**SET PROBLEM**. Identify the lines in the data below that contain "velocity" and give only how many there are.

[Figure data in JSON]
····················
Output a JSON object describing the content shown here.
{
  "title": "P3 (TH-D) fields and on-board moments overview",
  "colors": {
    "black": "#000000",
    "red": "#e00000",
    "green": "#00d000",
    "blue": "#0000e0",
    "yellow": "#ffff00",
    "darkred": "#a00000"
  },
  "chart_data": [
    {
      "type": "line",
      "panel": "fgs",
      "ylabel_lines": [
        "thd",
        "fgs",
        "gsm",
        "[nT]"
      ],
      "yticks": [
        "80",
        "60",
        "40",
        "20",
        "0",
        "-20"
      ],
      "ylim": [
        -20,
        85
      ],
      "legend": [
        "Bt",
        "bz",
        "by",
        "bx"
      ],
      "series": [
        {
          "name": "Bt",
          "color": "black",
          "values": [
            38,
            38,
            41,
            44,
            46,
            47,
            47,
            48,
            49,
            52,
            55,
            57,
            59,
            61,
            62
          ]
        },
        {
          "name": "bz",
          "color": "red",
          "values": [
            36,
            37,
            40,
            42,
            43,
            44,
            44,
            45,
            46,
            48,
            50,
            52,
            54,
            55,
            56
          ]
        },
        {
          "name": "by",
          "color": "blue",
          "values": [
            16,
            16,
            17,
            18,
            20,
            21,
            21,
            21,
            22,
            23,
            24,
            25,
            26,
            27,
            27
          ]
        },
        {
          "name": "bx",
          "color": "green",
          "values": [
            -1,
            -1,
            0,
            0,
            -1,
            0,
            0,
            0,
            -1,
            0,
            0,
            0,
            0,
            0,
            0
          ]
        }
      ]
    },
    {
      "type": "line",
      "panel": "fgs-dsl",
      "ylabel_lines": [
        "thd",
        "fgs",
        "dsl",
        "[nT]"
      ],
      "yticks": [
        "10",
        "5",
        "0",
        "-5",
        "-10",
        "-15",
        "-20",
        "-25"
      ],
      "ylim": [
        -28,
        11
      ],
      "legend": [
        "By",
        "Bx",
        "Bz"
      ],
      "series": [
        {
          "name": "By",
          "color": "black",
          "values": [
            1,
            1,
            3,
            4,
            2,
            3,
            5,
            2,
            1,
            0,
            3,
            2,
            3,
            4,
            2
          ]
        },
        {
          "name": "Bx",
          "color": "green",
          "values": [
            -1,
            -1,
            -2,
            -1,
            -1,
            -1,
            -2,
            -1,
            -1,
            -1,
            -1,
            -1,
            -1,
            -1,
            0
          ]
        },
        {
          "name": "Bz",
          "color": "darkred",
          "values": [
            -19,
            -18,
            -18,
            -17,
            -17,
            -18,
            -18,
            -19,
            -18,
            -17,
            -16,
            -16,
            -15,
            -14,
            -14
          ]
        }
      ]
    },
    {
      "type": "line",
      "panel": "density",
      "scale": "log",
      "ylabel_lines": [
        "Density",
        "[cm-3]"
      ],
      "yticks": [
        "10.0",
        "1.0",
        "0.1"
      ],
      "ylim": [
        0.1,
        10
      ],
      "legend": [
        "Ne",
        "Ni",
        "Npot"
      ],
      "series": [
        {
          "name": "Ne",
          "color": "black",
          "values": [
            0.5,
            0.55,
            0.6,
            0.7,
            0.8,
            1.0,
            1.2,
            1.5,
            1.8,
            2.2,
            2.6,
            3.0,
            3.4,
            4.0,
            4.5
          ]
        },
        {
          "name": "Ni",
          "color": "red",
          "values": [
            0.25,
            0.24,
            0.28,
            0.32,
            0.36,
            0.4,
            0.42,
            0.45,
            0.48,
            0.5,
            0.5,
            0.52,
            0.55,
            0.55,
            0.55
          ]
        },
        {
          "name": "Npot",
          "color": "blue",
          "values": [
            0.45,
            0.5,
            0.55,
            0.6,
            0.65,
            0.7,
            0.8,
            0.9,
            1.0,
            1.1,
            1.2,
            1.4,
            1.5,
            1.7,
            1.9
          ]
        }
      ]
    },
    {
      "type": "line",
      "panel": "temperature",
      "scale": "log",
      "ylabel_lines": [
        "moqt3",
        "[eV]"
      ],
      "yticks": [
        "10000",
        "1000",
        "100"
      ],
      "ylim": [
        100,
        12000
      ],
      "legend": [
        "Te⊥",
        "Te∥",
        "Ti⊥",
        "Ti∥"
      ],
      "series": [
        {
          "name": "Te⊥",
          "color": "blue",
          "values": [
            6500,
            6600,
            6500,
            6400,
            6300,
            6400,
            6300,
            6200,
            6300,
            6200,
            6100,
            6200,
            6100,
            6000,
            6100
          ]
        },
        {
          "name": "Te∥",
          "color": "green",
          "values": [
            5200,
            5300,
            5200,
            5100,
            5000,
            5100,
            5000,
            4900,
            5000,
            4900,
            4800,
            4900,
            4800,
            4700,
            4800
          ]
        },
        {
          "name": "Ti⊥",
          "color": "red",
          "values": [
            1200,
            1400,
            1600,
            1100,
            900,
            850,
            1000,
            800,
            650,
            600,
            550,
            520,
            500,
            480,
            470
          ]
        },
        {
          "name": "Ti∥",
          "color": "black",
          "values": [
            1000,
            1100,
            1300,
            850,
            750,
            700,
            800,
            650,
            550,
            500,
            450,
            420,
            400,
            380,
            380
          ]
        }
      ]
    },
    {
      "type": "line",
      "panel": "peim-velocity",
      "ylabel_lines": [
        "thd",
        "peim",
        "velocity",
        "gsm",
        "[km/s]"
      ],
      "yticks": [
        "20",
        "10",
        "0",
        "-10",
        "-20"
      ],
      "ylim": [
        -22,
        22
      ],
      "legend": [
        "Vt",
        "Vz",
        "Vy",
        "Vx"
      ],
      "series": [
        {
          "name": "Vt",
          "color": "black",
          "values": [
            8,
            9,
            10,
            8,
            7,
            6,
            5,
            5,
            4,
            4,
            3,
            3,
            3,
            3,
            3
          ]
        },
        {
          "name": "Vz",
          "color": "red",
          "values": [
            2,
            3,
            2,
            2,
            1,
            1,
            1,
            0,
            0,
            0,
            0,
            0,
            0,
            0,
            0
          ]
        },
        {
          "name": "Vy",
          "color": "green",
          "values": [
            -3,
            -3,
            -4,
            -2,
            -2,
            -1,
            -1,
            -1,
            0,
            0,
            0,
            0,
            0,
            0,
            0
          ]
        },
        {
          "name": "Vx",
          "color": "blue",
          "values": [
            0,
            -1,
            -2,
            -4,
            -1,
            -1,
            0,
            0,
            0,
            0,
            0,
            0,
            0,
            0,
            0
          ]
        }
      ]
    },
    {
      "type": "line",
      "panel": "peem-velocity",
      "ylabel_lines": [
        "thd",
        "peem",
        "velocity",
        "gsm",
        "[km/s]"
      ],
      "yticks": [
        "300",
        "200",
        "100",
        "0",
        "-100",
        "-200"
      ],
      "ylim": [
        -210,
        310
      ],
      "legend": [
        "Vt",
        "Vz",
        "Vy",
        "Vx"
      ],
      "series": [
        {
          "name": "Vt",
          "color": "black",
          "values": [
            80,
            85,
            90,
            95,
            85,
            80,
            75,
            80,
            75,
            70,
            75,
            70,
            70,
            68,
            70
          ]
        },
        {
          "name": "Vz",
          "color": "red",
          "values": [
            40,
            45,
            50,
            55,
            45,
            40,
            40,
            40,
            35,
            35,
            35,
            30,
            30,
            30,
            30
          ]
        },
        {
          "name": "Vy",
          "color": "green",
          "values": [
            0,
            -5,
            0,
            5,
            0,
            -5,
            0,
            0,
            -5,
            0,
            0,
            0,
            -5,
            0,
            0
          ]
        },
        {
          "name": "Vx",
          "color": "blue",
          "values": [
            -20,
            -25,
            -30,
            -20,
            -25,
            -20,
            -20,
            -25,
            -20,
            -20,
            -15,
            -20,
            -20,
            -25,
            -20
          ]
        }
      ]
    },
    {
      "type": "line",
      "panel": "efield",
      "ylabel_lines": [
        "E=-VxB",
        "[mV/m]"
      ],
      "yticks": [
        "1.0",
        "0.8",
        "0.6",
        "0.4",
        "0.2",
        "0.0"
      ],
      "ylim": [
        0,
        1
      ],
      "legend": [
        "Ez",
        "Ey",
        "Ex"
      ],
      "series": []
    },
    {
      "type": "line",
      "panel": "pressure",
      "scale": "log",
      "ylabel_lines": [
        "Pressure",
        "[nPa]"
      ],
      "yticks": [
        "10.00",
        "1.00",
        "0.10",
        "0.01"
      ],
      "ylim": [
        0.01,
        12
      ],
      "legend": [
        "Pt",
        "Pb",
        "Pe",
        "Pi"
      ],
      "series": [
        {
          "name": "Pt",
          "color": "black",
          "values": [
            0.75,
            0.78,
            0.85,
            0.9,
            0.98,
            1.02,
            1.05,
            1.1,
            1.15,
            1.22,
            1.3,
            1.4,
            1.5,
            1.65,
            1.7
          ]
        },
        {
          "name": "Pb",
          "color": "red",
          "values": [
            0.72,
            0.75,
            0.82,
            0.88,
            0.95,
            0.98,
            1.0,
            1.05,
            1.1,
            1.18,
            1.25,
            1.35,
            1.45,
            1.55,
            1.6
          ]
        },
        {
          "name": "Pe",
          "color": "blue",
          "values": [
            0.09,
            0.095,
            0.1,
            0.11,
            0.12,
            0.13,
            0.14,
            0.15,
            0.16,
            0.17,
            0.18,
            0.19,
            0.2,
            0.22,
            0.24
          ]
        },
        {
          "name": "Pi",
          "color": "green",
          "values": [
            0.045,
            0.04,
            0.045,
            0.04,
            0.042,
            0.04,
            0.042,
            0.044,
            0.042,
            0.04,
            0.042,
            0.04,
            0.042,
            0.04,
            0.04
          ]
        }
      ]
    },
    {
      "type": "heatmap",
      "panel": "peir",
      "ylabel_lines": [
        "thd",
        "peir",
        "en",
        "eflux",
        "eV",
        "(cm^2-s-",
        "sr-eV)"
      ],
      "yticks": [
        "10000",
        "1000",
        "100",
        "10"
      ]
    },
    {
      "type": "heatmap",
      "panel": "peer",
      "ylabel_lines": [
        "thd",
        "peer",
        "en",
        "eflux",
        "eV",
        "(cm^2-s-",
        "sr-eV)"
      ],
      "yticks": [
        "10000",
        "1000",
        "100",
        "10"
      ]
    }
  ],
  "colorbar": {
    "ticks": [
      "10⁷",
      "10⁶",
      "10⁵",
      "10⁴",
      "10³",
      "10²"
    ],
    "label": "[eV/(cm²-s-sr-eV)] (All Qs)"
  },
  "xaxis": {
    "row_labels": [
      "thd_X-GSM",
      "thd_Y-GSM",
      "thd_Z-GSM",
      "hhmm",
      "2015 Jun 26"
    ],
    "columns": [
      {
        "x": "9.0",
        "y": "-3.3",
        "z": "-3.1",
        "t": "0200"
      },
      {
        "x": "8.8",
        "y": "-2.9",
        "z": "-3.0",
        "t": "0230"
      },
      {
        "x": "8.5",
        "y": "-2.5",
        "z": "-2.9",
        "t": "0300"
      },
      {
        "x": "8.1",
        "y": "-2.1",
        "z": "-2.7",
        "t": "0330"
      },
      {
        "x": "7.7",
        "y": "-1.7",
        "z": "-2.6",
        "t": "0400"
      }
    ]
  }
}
····················
**OUTPUT**. 4